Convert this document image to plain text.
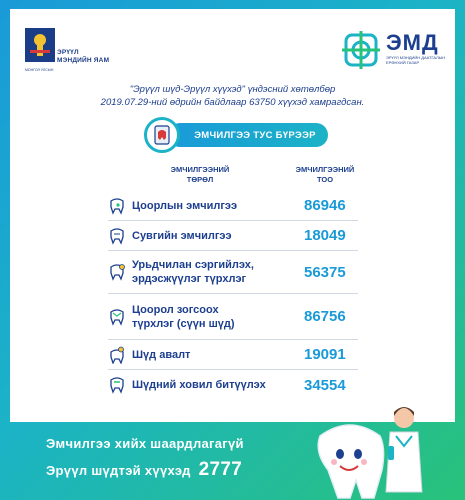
ЭРҮҮЛ
МЭНДИЙН ЯАМ
МОНГОЛ УЛСЫН
ЭМД
ЭРҮҮЛ МЭНДИЙН ДААТГАЛЫН ЕРӨНХИЙ ГАЗАР
"Эрүүл шүд-Эрүүл хүүхэд" үндэсний хөтөлбөр
2019.07.29-ний өдрийн байдлаар 63750 хүүхэд хамрагдсан.
ЭМЧИЛГЭЭ ТУС БҮРЭЭР
ЭМЧИЛГЭЭНИЙ
ТӨРӨЛ
ЭМЧИЛГЭЭНИЙ
ТОО
Цоорлын эмчилгээ	86946
Сувгийн эмчилгээ	18049
Урьдчилан сэргийлэх,
эрдэсжүүлэг түрхлэг	56375
Цоорол зогсоох
түрхлэг (сүүн шүд)	86756
Шүд авалт	19091
Шүдний ховил битүүлэх	34554
Эмчилгээ хийх шаардлагагүй
Эрүүл шүдтэй хүүхэд 2777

- - -

== What is asked ==
Without the pictures, repeat all the records word for word.

== The completed task ==
Convert this document image to plain text.
ЭРҮҮЛ
МЭНДИЙН ЯАМ
МОНГОЛ УЛСЫН
ЭМД
ЭРҮҮЛ МЭНДИЙН ДААТГАЛЫН ЕРӨНХИЙ ГАЗАР
"Эрүүл шүд-Эрүүл хүүхэд" үндэсний хөтөлбөр
2019.07.29-ний өдрийн байдлаар 63750 хүүхэд хамрагдсан.
ЭМЧИЛГЭЭ ТУС БҮРЭЭР
ЭМЧИЛГЭЭНИЙ
ТӨРӨЛ
ЭМЧИЛГЭЭНИЙ
ТОО
Цоорлын эмчилгээ	86946
Сувгийн эмчилгээ	18049
Урьдчилан сэргийлэх,
эрдэсжүүлэг түрхлэг	56375
Цоорол зогсоох
түрхлэг (сүүн шүд)	86756
Шүд авалт	19091
Шүдний ховил битүүлэх	34554
Эмчилгээ хийх шаардлагагүй
Эрүүл шүдтэй хүүхэд 2777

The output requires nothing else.